- _Aim of the task_
Every line that contains the word "Android" should be copied out.
-------- Records for this task --------
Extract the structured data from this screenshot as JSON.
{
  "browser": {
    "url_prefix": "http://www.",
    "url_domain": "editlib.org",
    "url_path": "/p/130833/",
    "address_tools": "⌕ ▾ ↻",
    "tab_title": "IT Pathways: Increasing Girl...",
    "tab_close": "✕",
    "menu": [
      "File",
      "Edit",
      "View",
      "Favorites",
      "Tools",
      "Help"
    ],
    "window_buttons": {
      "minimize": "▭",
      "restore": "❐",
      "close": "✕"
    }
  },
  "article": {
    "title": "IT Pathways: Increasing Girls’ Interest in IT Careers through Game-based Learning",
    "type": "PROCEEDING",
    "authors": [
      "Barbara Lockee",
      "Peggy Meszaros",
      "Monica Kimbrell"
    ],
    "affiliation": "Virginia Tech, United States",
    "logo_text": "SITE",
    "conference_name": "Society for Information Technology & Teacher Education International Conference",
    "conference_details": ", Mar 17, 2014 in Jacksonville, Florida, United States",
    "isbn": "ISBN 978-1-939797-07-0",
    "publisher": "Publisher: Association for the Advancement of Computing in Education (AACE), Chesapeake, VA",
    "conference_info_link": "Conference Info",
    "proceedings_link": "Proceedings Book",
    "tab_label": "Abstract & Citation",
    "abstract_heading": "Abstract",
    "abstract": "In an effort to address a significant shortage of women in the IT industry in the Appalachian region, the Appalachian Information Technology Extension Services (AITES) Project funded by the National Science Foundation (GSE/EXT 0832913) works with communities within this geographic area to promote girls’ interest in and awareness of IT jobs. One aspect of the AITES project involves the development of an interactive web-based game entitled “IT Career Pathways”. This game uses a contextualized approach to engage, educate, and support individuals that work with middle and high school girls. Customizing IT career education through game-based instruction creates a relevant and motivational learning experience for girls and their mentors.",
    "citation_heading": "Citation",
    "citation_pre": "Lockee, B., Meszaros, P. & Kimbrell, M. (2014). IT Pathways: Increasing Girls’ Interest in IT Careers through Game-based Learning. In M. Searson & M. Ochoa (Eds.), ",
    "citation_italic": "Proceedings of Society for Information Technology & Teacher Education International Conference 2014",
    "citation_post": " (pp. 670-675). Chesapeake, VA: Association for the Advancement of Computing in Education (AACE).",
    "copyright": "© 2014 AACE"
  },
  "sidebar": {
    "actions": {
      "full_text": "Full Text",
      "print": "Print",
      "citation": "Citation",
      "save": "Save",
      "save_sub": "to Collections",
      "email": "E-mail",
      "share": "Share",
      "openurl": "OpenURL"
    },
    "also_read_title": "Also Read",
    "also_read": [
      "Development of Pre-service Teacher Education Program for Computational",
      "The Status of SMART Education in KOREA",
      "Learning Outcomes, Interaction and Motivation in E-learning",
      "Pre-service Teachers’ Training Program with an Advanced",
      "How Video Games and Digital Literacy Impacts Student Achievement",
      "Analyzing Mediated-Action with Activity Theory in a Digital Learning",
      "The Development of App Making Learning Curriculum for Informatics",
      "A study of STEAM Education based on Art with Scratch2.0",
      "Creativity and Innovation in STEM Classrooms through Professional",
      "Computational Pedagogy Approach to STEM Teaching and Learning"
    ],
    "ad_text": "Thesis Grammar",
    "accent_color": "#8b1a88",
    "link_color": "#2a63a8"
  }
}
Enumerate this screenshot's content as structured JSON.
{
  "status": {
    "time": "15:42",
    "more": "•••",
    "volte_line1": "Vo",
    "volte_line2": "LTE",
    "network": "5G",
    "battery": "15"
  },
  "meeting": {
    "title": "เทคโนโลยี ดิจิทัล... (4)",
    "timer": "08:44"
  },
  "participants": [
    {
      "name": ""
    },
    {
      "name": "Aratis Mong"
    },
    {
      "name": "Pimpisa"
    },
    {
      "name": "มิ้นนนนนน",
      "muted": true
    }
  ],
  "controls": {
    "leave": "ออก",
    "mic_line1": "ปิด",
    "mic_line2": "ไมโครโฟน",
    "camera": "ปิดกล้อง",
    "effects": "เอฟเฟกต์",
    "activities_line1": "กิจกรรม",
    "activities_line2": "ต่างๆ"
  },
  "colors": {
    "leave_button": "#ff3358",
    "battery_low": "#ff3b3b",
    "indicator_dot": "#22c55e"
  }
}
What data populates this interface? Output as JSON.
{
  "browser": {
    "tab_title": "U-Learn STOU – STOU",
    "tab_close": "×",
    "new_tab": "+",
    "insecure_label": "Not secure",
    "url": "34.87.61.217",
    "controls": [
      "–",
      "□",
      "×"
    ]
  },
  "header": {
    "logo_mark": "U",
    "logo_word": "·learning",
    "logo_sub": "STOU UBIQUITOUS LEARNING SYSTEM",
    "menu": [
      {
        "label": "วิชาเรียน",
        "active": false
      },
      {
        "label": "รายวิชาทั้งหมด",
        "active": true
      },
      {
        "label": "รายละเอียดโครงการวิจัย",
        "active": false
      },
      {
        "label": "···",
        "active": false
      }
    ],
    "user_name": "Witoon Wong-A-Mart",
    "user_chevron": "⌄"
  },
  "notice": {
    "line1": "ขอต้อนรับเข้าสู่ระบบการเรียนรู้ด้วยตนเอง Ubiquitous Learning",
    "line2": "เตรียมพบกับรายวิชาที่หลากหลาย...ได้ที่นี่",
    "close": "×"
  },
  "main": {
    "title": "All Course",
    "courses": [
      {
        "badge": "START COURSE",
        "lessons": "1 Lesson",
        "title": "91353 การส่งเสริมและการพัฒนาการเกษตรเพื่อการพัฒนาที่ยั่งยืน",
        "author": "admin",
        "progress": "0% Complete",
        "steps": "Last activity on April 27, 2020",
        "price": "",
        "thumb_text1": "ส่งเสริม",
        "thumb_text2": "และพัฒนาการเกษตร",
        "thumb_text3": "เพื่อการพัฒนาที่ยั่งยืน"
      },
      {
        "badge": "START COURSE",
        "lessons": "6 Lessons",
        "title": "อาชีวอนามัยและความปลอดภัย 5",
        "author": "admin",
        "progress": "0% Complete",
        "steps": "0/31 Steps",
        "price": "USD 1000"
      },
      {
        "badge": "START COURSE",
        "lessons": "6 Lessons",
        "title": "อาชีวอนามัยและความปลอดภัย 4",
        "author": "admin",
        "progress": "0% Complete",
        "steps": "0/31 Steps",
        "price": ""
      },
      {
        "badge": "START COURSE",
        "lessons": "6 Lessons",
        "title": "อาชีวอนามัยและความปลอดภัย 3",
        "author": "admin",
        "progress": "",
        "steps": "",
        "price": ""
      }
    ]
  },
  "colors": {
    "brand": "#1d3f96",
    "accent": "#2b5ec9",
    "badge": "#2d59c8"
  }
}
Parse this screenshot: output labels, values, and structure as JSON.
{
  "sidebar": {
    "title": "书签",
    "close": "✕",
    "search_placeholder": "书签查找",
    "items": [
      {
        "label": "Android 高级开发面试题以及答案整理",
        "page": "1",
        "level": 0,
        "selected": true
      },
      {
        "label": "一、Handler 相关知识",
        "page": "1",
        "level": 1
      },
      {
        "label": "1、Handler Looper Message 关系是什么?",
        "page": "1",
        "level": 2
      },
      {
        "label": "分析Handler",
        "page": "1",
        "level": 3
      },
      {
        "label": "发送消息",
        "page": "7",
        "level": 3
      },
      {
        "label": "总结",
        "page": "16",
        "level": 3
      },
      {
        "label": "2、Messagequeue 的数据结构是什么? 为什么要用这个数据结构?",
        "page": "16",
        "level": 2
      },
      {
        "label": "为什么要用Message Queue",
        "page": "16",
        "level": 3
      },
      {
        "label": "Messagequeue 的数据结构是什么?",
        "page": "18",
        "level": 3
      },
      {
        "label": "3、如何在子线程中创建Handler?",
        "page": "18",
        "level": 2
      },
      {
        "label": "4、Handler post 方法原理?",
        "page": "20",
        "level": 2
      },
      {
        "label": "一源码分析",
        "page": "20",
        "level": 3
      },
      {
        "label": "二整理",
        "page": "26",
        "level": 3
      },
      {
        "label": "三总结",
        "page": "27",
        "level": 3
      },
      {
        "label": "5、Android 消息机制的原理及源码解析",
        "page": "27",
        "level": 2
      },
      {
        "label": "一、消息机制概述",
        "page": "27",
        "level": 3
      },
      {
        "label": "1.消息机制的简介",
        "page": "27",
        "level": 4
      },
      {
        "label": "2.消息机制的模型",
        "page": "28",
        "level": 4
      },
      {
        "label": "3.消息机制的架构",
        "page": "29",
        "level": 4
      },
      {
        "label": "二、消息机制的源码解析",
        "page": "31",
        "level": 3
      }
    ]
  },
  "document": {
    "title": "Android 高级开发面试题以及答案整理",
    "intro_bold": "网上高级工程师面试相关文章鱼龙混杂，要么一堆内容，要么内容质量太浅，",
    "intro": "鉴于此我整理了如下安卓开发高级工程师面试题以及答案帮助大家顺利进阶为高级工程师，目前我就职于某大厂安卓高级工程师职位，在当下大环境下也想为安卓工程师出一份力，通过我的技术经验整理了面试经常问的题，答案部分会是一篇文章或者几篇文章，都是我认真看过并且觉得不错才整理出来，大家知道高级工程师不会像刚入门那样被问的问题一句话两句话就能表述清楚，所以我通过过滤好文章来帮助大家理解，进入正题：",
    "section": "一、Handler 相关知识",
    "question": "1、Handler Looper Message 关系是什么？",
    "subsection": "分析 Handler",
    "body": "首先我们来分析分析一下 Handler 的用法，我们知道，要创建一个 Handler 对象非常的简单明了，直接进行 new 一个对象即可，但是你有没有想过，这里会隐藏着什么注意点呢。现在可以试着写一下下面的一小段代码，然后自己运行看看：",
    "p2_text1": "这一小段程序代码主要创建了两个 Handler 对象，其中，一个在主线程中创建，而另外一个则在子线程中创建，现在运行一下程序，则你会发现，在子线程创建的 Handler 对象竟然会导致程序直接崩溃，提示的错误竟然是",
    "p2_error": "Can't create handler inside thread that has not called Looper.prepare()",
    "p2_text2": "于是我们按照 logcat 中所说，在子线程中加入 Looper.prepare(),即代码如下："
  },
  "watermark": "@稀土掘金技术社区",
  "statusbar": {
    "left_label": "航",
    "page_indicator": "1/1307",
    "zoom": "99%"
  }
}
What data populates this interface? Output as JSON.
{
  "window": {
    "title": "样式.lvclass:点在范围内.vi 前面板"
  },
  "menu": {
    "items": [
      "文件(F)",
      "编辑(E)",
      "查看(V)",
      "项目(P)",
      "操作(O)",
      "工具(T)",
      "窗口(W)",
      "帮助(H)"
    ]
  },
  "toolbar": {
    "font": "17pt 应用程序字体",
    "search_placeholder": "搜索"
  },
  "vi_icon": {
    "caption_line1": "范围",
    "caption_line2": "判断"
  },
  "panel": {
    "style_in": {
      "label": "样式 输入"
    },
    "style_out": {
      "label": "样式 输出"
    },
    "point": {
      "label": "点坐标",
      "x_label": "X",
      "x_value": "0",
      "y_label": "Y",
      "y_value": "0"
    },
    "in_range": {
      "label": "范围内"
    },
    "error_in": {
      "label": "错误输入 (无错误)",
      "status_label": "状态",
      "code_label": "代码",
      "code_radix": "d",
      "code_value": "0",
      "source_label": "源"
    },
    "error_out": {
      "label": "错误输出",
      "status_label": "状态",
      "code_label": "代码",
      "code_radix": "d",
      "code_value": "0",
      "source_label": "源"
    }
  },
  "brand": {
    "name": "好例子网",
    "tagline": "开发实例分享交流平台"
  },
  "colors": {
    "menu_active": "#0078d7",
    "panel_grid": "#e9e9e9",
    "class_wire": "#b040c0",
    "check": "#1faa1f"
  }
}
--------
- _Response to this exercise_
        "label": "Android 高级开发面试题以及答案整理",
        "label": "5、Android 消息机制的原理及源码解析",
    "title": "Android 高级开发面试题以及答案整理",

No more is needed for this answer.